**TEXT BLOCK**:
--------------------------------
If you read the Toms Hardware review you will see they specifically say Intel is the largest in the graphics market.
Normally you would say the company producing the most units is the largest. Take American Airlines for example. They have more flights than anyone else and are listed on S&P reports as and everywhere you look as the largest, despite making losses.
We don’t want either linux or BSD drivers; we need AmigaOS/MorphOS driver 🙂 !!!
I also look at his. Must you have direct X to really be able to utilize some of the more advanced features on the Volari?
If so, a open directx spec is required. http://www.realtech-vr.com was working on such a thing.
But, who wants high directx performance and crappy opengl?
And I can get better for less with 3d labs wildcat..
While Intel may not be a high end graphic card maker, they still sold more graphics processors than ATI or NVidia last year. Calling them secondary is far from accurate.
I suspect XGI will end up with some low end parts too, another Parahelia.
I don’t just mean driver support, XGI could make it a point to win over all of the geeks out there by releasing specifications. Virtually every Linux user who buys a video card would buy XGI. That’s a BIG market.
Since they’re coming out supporting Linux so early in their product cycle you’d hope that they actually might work with the alternate OS world in giving us good support and you’d hope perhaps even go the open source route with their drivers.
--------------------------------
**ENTRIES**:
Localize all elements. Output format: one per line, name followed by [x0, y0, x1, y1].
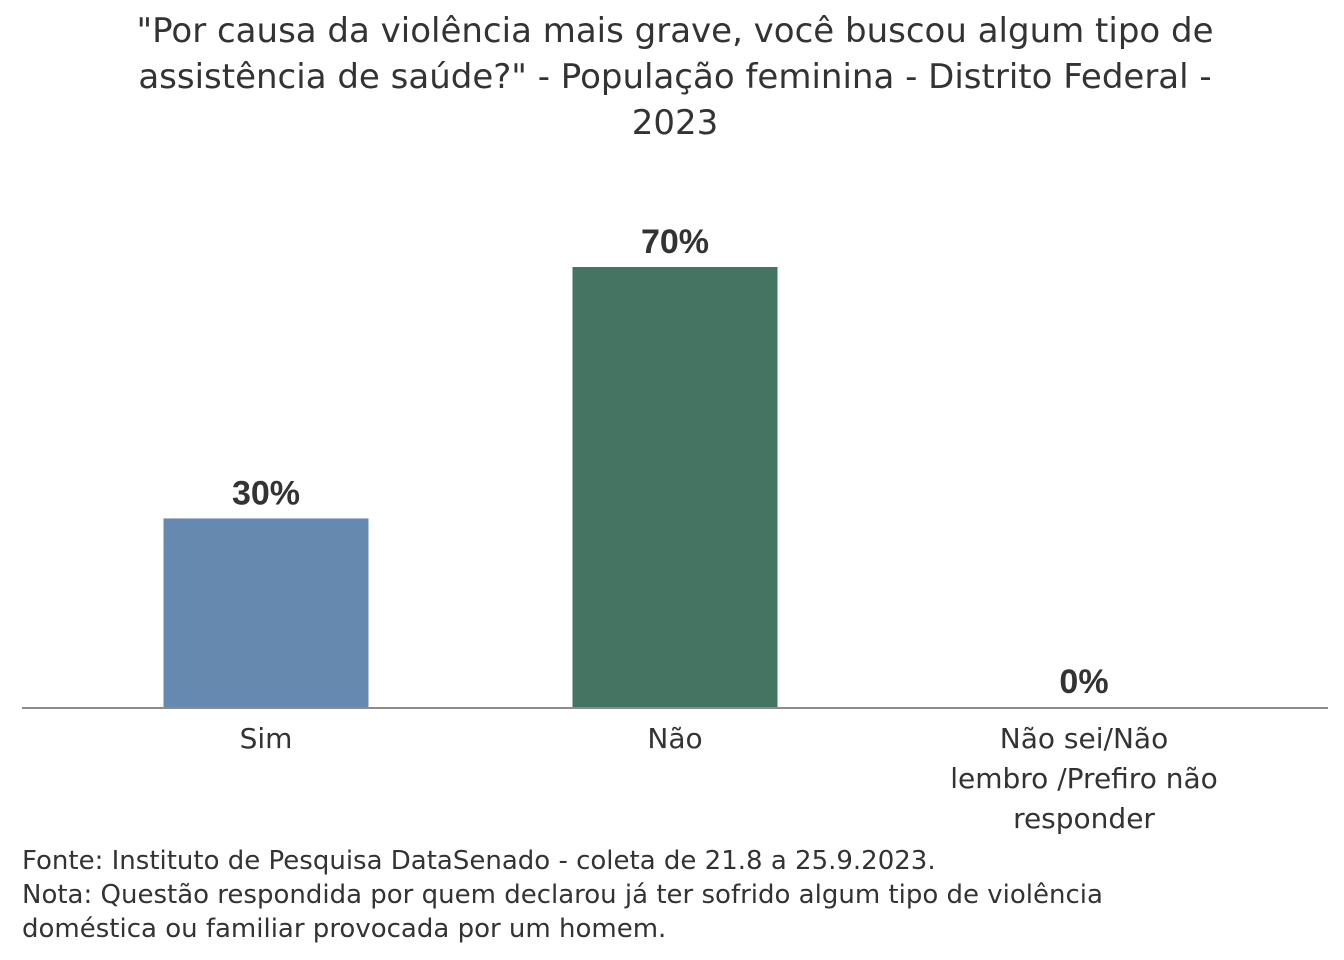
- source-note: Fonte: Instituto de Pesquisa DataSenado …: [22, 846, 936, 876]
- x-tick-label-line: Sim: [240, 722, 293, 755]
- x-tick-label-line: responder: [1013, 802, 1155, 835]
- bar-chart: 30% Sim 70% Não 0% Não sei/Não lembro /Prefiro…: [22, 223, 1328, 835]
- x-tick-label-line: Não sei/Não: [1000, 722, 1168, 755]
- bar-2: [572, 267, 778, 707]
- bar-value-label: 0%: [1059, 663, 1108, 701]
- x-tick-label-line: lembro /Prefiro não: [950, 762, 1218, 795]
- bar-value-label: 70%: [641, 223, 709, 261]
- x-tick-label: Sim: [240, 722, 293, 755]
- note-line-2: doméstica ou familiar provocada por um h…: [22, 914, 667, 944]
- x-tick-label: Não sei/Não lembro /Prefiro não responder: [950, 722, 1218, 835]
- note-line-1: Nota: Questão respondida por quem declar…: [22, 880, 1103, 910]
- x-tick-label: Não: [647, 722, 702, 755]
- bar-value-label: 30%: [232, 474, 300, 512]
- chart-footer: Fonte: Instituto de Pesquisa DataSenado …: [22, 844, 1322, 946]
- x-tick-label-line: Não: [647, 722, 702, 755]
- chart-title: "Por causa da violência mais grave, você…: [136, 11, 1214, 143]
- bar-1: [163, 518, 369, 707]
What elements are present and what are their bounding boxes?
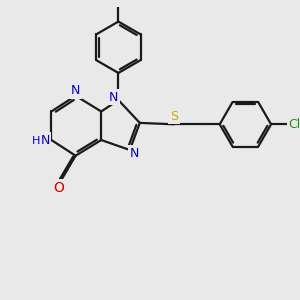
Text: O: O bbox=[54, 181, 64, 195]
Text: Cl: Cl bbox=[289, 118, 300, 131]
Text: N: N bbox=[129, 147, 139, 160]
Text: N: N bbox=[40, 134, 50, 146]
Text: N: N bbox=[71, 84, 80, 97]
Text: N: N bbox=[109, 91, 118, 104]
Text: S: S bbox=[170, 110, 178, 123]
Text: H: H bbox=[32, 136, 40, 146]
--------------------------------
**EXERCISES**:
- a) Put this sentence from the graphics card discussion into Spanish: "Normally you would say the company producing the most units is the largest."
- b) Decide whether each statement agrees with the graphics card discussion. Answer yes or no for each, and quote the words of the discussion that settle it.
(i) American Airlines is described as making losses.
(ii) Intel sold fewer graphics processors than NVidia last year.
(iii) Linux users are called a small market.
- c) Retype the part of the graphics card discussion that opens with the words containing "If so, a open" and closes with "far from accurate.".
None of the entries is needed for this work.

**EXPECTED ANSWERS**:
- a) Normalmente se diría que la empresa que produce más unidades es la más grande.

- b)
(i) Yes: "despite making losses"
(ii) No: "they still sold more graphics processors than ATI or NVidia last year"
(iii) No: "That’s a BIG market."

- c)
If so, a open directx spec is required. http://www.realtech-vr.com was working on such a thing.
But, who wants high directx performance and crappy opengl?
And I can get better for less with 3d labs wildcat..
While Intel may not be a high end graphic card maker, they still sold more graphics processors than ATI or NVidia last year. Calling them secondary is far from accurate.